■ SELECTED TEXT ■
◇ ◇ ◇ ◇ ◇ ◇ ◇
SEATTLE Microsoft Corp. will provide fresh technical details on the company's PC-centric approach to consumer electronics when it opens the doors on its Windows Hardware Engineering Conference next week. While the annual meeting of about 3,000 developers will address a broad range of topics related to desktop, notebook and server design, a first look into the company's so-called eHome initiative is expected to attract the most interest.

In a track of six sessions kicked off by Michael Toutonghi, vice president of Microsoft's eHome division and a key architect of its .Net strategy, the company will provide "an early look at Microsoft's advanced end-to-end architecture for managed home devices and services," creating a platform for running "distributed applications on all PCs and devices on home networks," according to WinHEC materials available online.

The Windows home networking plumbing will be built on Microsoft's existing Universal Plug and Play and Windows Media technologies. It will also address how to handle streaming media and security on home nets.

Turning up the heat

One session in the track will show new hardware and software for controlling lighting, HVAC, security and other home devices via Windows PCs. Microsoft will also provide more details about its so-called Mira and Freestyle initiatives for letting PCs host sessions displayed on a TV, tablet or other device.

"They will talk fairly extensively about the [eHome] technology," said Stacey Breyfogle, a group program manager in charge of WinHEC. Microsoft declined, however, to reveal more details about its eHome plans before the conference.

In other consumer initiatives, Microsoft will detail Mercury, a portable, lightweight digital rights management (DRM) technology from the Windows Media group. The product marks a break with Microsoft's past policy of insisting it handle all the porting work on its current DRM technology, which one engineer said required too large a memory footprint for many consumer systems.
◇ ◇ ◇ ◇ ◇ ◇ ◇
■ Annotated region listings ■
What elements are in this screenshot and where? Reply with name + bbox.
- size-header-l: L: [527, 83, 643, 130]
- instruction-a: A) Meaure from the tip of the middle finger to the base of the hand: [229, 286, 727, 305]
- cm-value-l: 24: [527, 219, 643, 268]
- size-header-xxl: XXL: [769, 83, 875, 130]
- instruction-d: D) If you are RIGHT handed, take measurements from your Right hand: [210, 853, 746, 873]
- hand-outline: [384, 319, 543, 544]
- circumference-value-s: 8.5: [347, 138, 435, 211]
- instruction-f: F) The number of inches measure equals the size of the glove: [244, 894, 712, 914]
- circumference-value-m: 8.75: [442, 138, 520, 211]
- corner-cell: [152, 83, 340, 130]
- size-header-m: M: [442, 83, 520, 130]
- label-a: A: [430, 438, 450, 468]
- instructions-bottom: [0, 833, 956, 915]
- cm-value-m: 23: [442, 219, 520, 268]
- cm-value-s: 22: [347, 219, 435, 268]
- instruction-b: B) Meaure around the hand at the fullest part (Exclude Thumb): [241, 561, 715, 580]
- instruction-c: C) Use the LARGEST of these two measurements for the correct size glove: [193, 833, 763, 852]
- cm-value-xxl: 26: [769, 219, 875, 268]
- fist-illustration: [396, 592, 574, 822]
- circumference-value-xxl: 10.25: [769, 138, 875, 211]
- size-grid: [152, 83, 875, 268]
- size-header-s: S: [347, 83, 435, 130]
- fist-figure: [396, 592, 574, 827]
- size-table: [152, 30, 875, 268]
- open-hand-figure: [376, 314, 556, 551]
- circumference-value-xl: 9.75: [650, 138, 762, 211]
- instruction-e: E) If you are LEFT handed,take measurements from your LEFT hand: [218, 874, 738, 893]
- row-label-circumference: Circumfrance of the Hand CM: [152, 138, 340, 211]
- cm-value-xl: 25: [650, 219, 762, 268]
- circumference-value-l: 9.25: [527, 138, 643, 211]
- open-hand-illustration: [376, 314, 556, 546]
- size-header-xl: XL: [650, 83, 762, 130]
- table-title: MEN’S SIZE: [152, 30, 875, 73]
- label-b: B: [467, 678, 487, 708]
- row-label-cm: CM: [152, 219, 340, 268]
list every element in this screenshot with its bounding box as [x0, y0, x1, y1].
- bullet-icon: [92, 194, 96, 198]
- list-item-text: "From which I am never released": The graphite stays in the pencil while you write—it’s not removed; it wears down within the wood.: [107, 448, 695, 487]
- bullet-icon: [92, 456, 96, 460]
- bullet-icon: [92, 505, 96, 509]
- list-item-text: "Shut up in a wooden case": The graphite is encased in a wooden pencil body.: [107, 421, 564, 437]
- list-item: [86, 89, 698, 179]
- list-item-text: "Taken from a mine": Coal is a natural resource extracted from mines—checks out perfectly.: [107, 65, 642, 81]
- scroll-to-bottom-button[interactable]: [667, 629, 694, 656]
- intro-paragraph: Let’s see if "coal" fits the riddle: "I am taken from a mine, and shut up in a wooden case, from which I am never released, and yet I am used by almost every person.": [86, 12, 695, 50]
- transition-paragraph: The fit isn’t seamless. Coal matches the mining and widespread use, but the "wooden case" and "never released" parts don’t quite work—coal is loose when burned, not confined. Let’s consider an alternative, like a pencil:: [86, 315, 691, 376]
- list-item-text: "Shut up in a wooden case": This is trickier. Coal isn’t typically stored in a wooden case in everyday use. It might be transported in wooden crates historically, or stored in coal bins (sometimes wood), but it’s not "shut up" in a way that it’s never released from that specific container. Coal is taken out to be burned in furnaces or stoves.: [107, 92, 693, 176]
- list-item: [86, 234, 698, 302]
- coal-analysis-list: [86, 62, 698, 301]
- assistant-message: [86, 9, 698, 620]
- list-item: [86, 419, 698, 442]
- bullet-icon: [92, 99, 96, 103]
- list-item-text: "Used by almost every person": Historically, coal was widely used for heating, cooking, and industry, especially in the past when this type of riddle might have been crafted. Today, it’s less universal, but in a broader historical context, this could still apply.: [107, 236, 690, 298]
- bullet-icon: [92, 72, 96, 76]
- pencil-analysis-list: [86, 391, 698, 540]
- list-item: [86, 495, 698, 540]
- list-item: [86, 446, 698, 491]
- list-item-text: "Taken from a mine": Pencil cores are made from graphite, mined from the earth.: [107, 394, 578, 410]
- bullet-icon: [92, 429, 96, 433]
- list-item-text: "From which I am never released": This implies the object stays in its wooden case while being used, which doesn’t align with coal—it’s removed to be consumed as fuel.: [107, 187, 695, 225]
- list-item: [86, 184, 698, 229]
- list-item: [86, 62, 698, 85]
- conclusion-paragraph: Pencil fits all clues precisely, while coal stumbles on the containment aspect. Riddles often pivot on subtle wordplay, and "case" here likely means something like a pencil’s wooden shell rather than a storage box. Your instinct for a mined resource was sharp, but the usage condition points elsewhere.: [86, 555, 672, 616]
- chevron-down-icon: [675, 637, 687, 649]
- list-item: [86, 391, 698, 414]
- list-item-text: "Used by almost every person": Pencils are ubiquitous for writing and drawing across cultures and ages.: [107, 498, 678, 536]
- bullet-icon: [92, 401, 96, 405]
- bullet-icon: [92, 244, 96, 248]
◇ ◇ ◇ ◇ ◇ ◇ ◇
■ TASKS ■
[a] Print the passage of the Microsoft conference article that begins at the words "In other consumer" and stops after the words "many consumer systems.".
[b] Answer these questions using the Microsoft conference article:
(i) About how many developers attend the annual meeting?
(ii) On which existing Microsoft technologies will the Windows home networking plumbing be built?
(iii) What kind of technology is Mercury, and which Microsoft group is it from?
[c] Write the next part of the Microsoft conference article, starting after its final sentence.

■ EXPECTED RESULTS ■
[a]
In other consumer initiatives, Microsoft will detail Mercury, a portable, lightweight digital rights management (DRM) technology from the Windows Media group. The product marks a break with Microsoft's past policy of insisting it handle all the porting work on its current DRM technology, which one engineer said required too large a memory footprint for many consumer systems.

[b]
(i) About 3,000.
(ii) Universal Plug and Play and Windows Media.
(iii) Mercury is a portable, lightweight digital rights management (DRM) technology from the Windows Media group.

[c]
The group will also renew a pitch made last summer for using the Corona version of the Windows Media Player and embedded versions of Windows in consumer devices such as DVD players. Separately, Microsoft will also discuss how developers can create personal video recorder applications in Windows XP.

In its bread-and-butter PC turf, Microsoft will detail its Universal Audio Architecture, a hardware-level interface for audio functions embedded in PC chip sets. It will also detail a new graphics architecture for Longhorn, the next version of Windows.

Only four of some 110 sessions at WinHEC will be devoted to security issues, despite Microsoft chairman and chief software architect Bill Gates' recent high-profile memo that urged the company to make security a top priority. One session will discuss support in Windows for smart cards, with an announcement expected from smart-card maker Gemplus. Another session will detail support in Windows for biometric identification devices, and two sessions will discuss Microsoft's trusted computing initiative.

Limited innovation

While sessions will also give some details on next-generation desktop and server versions of Windows, some observers see Microsoft injecting all too little excitement into these mainstream platforms.

"There aren't many people doing really innovative stuff right now," said Dean McCarron, principal of Mercury Research (Scottsdale, Ariz.), a longtime PC analyst.

The USB 2.0 and 1394 serial interfaces are beginning to catch on in mainstream systems which are transitioning from a Socket 370/Celeron to a Pentium 4 processor interface, McCarron said. The PC is now plagued by fewer major problems than it was several years ago when arcane interrupt requests and legacy parallel interfaces bogged down desktops.

"The hardware is not as broken as it once was so the need for initiatives and programs is not as great," McCarron said.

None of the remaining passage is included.